[Data listing]
=-=-=-=-=

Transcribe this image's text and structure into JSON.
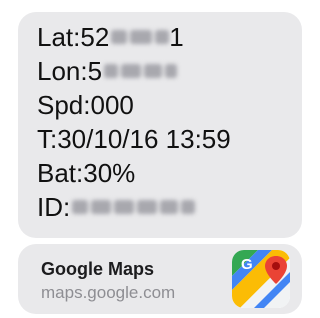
{
  "message": {
    "lat_label": "Lat:",
    "lat_value_visible": "52",
    "lat_value_end": "1",
    "lon_label": "Lon:",
    "lon_value_visible": "5",
    "spd": "Spd:000",
    "time": "T:30/10/16 13:59",
    "bat": "Bat:30%",
    "id_label": "ID:"
  },
  "link_preview": {
    "title": "Google Maps",
    "domain": "maps.google.com",
    "icon": "google-maps-app-icon"
  },
  "colors": {
    "bubble_background": "#e9e9eb",
    "text": "#111111",
    "domain_text": "#8e8e93"
  }
}
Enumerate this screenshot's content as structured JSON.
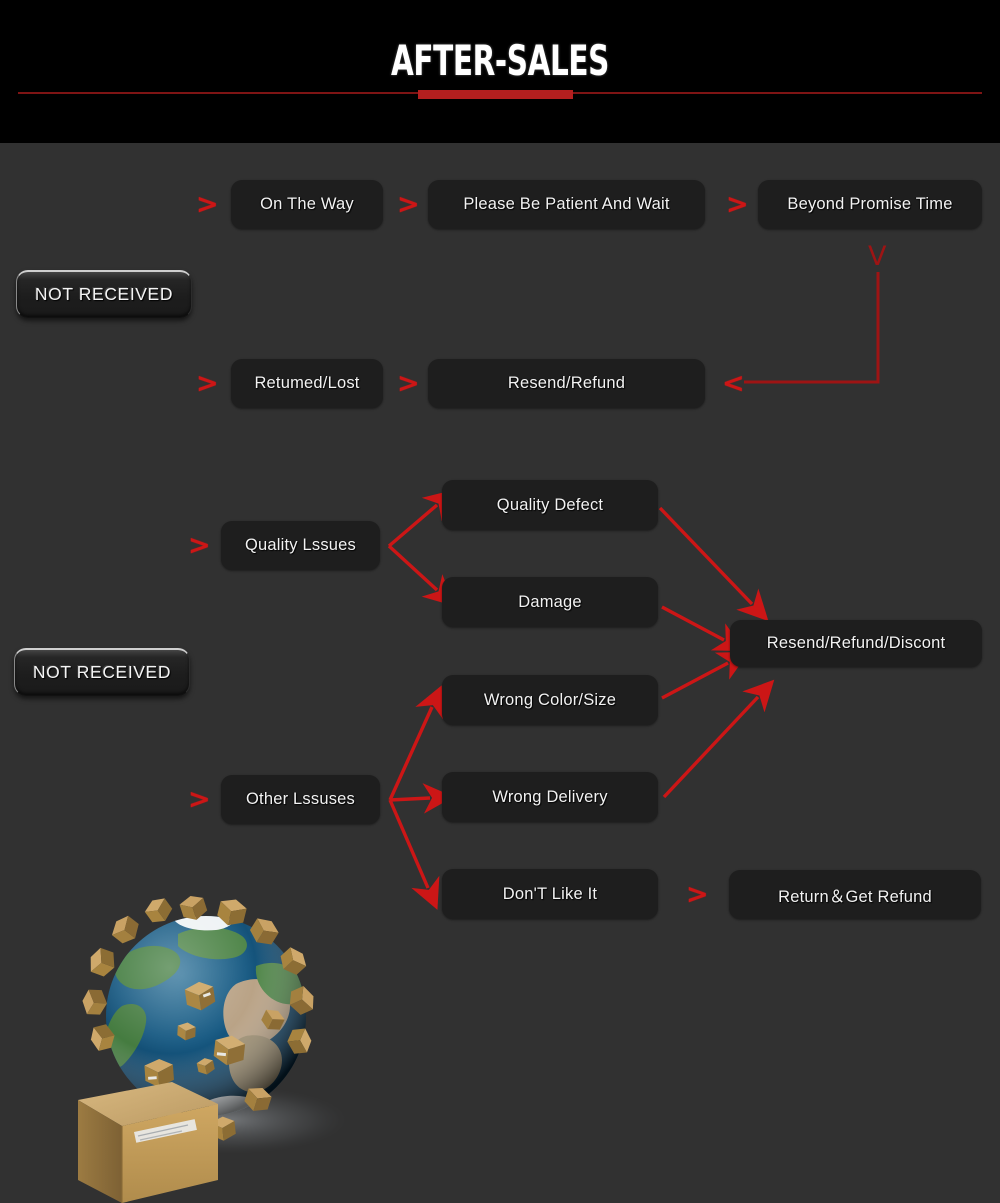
{
  "header": {
    "title": "AFTER-SALES",
    "accent_color": "#b41f1f",
    "rule_color": "#7e1414",
    "background": "#000000"
  },
  "theme": {
    "page_background": "#313131",
    "node_background": "#1e1e1e",
    "node_text": "#f2f2f2",
    "arrow_red": "#cc1616",
    "line_red": "#9e1414"
  },
  "flow": {
    "section_not_received_top": {
      "pill_label": "NOT RECEIVED",
      "row_shipping": [
        {
          "marker": ">",
          "label": "On The Way"
        },
        {
          "marker": ">",
          "label": "Please Be Patient And Wait"
        },
        {
          "marker": ">",
          "label": "Beyond Promise Time"
        }
      ],
      "row_returned": [
        {
          "marker": ">",
          "label": "Retumed/Lost"
        },
        {
          "marker": ">",
          "label": "Resend/Refund"
        }
      ],
      "loopback_marker": "<",
      "down_marker": "V"
    },
    "section_not_received_bottom": {
      "pill_label": "NOT RECEIVED",
      "branch_quality": {
        "marker": ">",
        "label": "Quality Lssues",
        "children": [
          "Quality Defect",
          "Damage"
        ]
      },
      "branch_other": {
        "marker": ">",
        "label": "Other Lssuses",
        "children": [
          "Wrong Color/Size",
          "Wrong Delivery",
          "Don'T Like It"
        ]
      },
      "outcome_primary": "Resend/Refund/Discont",
      "outcome_secondary": {
        "marker": ">",
        "label": "Return＆Get Refund"
      }
    }
  },
  "artwork": {
    "name": "globe-with-parcels-illustration",
    "alt": "3D globe covered in cardboard parcels with a large shipping box in front"
  }
}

=-=-=-=-=

**Prompt**
Keep the pictures out of the copy and return the rest of the data above exactly.

**Result for this task**
Transcribe this image's text and structure into JSON.
{
  "message": {
    "lat_label": "Lat:",
    "lat_value_visible": "52",
    "lat_value_end": "1",
    "lon_label": "Lon:",
    "lon_value_visible": "5",
    "spd": "Spd:000",
    "time": "T:30/10/16 13:59",
    "bat": "Bat:30%",
    "id_label": "ID:"
  },
  "link_preview": {
    "title": "Google Maps",
    "domain": "maps.google.com",
    "icon": "google-maps-app-icon"
  },
  "colors": {
    "bubble_background": "#e9e9eb",
    "text": "#111111",
    "domain_text": "#8e8e93"
  }
}
Enumerate this screenshot's content as structured JSON.
{
  "header": {
    "title": "AFTER-SALES",
    "accent_color": "#b41f1f",
    "rule_color": "#7e1414",
    "background": "#000000"
  },
  "theme": {
    "page_background": "#313131",
    "node_background": "#1e1e1e",
    "node_text": "#f2f2f2",
    "arrow_red": "#cc1616",
    "line_red": "#9e1414"
  },
  "flow": {
    "section_not_received_top": {
      "pill_label": "NOT RECEIVED",
      "row_shipping": [
        {
          "marker": ">",
          "label": "On The Way"
        },
        {
          "marker": ">",
          "label": "Please Be Patient And Wait"
        },
        {
          "marker": ">",
          "label": "Beyond Promise Time"
        }
      ],
      "row_returned": [
        {
          "marker": ">",
          "label": "Retumed/Lost"
        },
        {
          "marker": ">",
          "label": "Resend/Refund"
        }
      ],
      "loopback_marker": "<",
      "down_marker": "V"
    },
    "section_not_received_bottom": {
      "pill_label": "NOT RECEIVED",
      "branch_quality": {
        "marker": ">",
        "label": "Quality Lssues",
        "children": [
          "Quality Defect",
          "Damage"
        ]
      },
      "branch_other": {
        "marker": ">",
        "label": "Other Lssuses",
        "children": [
          "Wrong Color/Size",
          "Wrong Delivery",
          "Don'T Like It"
        ]
      },
      "outcome_primary": "Resend/Refund/Discont",
      "outcome_secondary": {
        "marker": ">",
        "label": "Return＆Get Refund"
      }
    }
  },
  "artwork": {
    "name": "globe-with-parcels-illustration",
    "alt": "3D globe covered in cardboard parcels with a large shipping box in front"
  }
}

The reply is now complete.